Saved data entries —

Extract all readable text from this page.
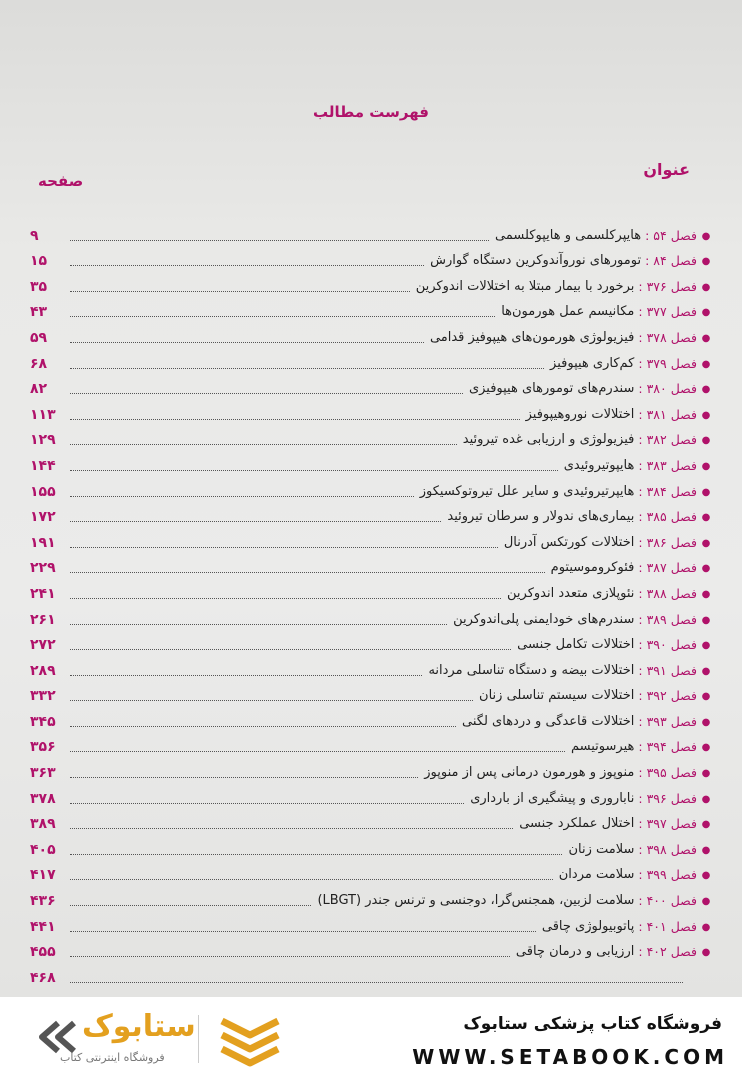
فهرست مطالب
عنوان
صفحه
●
فصل ۵۴
:
هایپرکلسمی و هایپوکلسمی
۹
●
فصل ۸۴
:
تومورهای نوروآندوکرین دستگاه گوارش
۱۵
●
فصل ۳۷۶
:
برخورد با بیمار مبتلا به اختلالات اندوکرین
۳۵
●
فصل ۳۷۷
:
مکانیسم عمل هورمون‌ها
۴۳
●
فصل ۳۷۸
:
فیزیولوژی هورمون‌های هیپوفیز قدامی
۵۹
●
فصل ۳۷۹
:
کم‌کاری هیپوفیز
۶۸
●
فصل ۳۸۰
:
سندرم‌های تومورهای هیپوفیزی
۸۲
●
فصل ۳۸۱
:
اختلالات نوروهیپوفیز
۱۱۳
●
فصل ۳۸۲
:
فیزیولوژی و ارزیابی غده تیروئید
۱۲۹
●
فصل ۳۸۳
:
هایپوتیروئیدی
۱۴۴
●
فصل ۳۸۴
:
هایپرتیروئیدی و سایر علل تیروتوکسیکوز
۱۵۵
●
فصل ۳۸۵
:
بیماری‌های ندولار و سرطان تیروئید
۱۷۲
●
فصل ۳۸۶
:
اختلالات کورتکس آدرنال
۱۹۱
●
فصل ۳۸۷
:
فئوکروموسیتوم
۲۲۹
●
فصل ۳۸۸
:
نئوپلازی متعدد اندوکرین
۲۴۱
●
فصل ۳۸۹
:
سندرم‌های خودایمنی پلی‌اندوکرین
۲۶۱
●
فصل ۳۹۰
:
اختلالات تکامل جنسی
۲۷۲
●
فصل ۳۹۱
:
اختلالات بیضه و دستگاه تناسلی مردانه
۲۸۹
●
فصل ۳۹۲
:
اختلالات سیستم تناسلی زنان
۳۳۲
●
فصل ۳۹۳
:
اختلالات قاعدگی و دردهای لگنی
۳۴۵
●
فصل ۳۹۴
:
هیرسوتیسم
۳۵۶
●
فصل ۳۹۵
:
منوپوز و هورمون درمانی پس از منوپوز
۳۶۳
●
فصل ۳۹۶
:
ناباروری و پیشگیری از بارداری
۳۷۸
●
فصل ۳۹۷
:
اختلال عملکرد جنسی
۳۸۹
●
فصل ۳۹۸
:
سلامت زنان
۴۰۵
●
فصل ۳۹۹
:
سلامت مردان
۴۱۷
●
فصل ۴۰۰
:
سلامت لزبین، همجنس‌گرا، دوجنسی و ترنس جندر (LBGT)
۴۳۶
●
فصل ۴۰۱
:
پاتوبیولوژی چاقی
۴۴۱
●
فصل ۴۰۲
:
ارزیابی و درمان چاقی
۴۵۵
۴۶۸
ستابوک
فروشگاه اینترنتی کتاب
فروشگاه کتاب پزشکی ستابوک
WWW.SETABOOK.COM
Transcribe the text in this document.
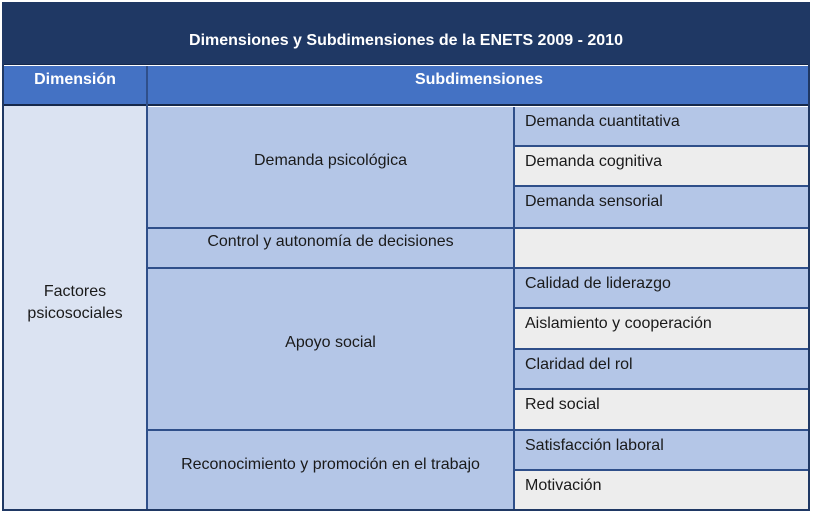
Dimensiones y Subdimensiones de la ENETS 2009 - 2010
Dimensión	Subdimensiones
Factores psicosociales
Demanda psicológica
Control y autonomía de decisiones
Apoyo social
Reconocimiento y promoción en el trabajo
Demanda cuantitativa
Demanda cognitiva
Demanda sensorial
Calidad de liderazgo
Aislamiento y cooperación
Claridad del rol
Red social
Satisfacción laboral
Motivación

What this task involves — Return a copy of every line that includes the word "زنان".

Correct result —
اختلالات سیستم تناسلی زنان
سلامت زنان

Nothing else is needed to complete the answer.